Pictures in the records should not be copied, but every other part must be repeated exactly.

— begin Given data —

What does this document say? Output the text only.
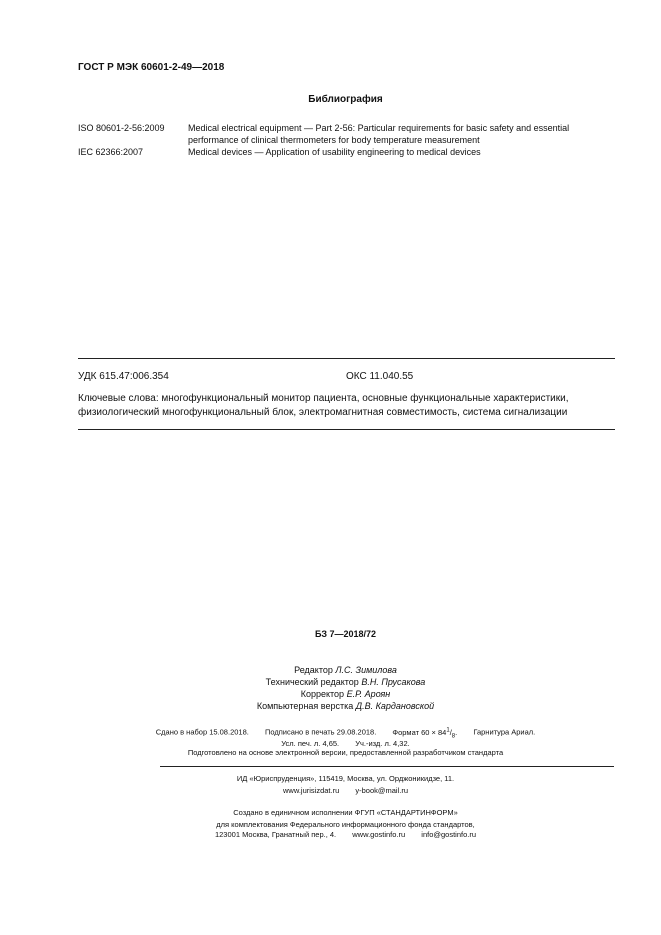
ГОСТ Р МЭК 60601-2-49—2018
Библиография
ISO 80601-2-56:2009	Medical electrical equipment — Part 2-56: Particular requirements for basic safety and essential performance of clinical thermometers for body temperature measurement
IEC 62366:2007	Medical devices — Application of usability engineering to medical devices
УДК 615.47:006.354	ОКС 11.040.55
Ключевые слова: многофункциональный монитор пациента, основные функциональные характеристики, физиологический многофункциональный блок, электромагнитная совместимость, система сигнализации
БЗ 7—2018/72
Редактор Л.С. Зимилова
Технический редактор В.Н. Прусакова
Корректор Е.Р. Ароян
Компьютерная верстка Д.В. Кардановской
Сдано в набор 15.08.2018. Подписано в печать 29.08.2018. Формат $60 \times 84^1/_8$. Гарнитура Ариал.
Усл. печ. л. 4,65. Уч.-изд. л. 4,32.
Подготовлено на основе электронной версии, предоставленной разработчиком стандарта
ИД «Юриспруденция», 115419, Москва, ул. Орджоникидзе, 11.
www.jurisizdat.ru y-book@mail.ru
Создано в единичном исполнении ФГУП «СТАНДАРТИНФОРМ»
для комплектования Федерального информационного фонда стандартов,
123001 Москва, Гранатный пер., 4. www.gostinfo.ru info@gostinfo.ru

— end Given data —

- [Exercise output]
What does this document say? Output the text only.
ГОСТ Р МЭК 60601-2-49—2018
Библиография
ISO 80601-2-56:2009	Medical electrical equipment — Part 2-56: Particular requirements for basic safety and essential performance of clinical thermometers for body temperature measurement
IEC 62366:2007	Medical devices — Application of usability engineering to medical devices
УДК 615.47:006.354	ОКС 11.040.55
Ключевые слова: многофункциональный монитор пациента, основные функциональные характеристики, физиологический многофункциональный блок, электромагнитная совместимость, система сигнализации
БЗ 7—2018/72
Редактор Л.С. Зимилова
Технический редактор В.Н. Прусакова
Корректор Е.Р. Ароян
Компьютерная верстка Д.В. Кардановской
Сдано в набор 15.08.2018. Подписано в печать 29.08.2018. Формат $60 \times 84^1/_8$. Гарнитура Ариал.
Усл. печ. л. 4,65. Уч.-изд. л. 4,32.
Подготовлено на основе электронной версии, предоставленной разработчиком стандарта
ИД «Юриспруденция», 115419, Москва, ул. Орджоникидзе, 11.
www.jurisizdat.ru y-book@mail.ru
Создано в единичном исполнении ФГУП «СТАНДАРТИНФОРМ»
для комплектования Федерального информационного фонда стандартов,
123001 Москва, Гранатный пер., 4. www.gostinfo.ru info@gostinfo.ru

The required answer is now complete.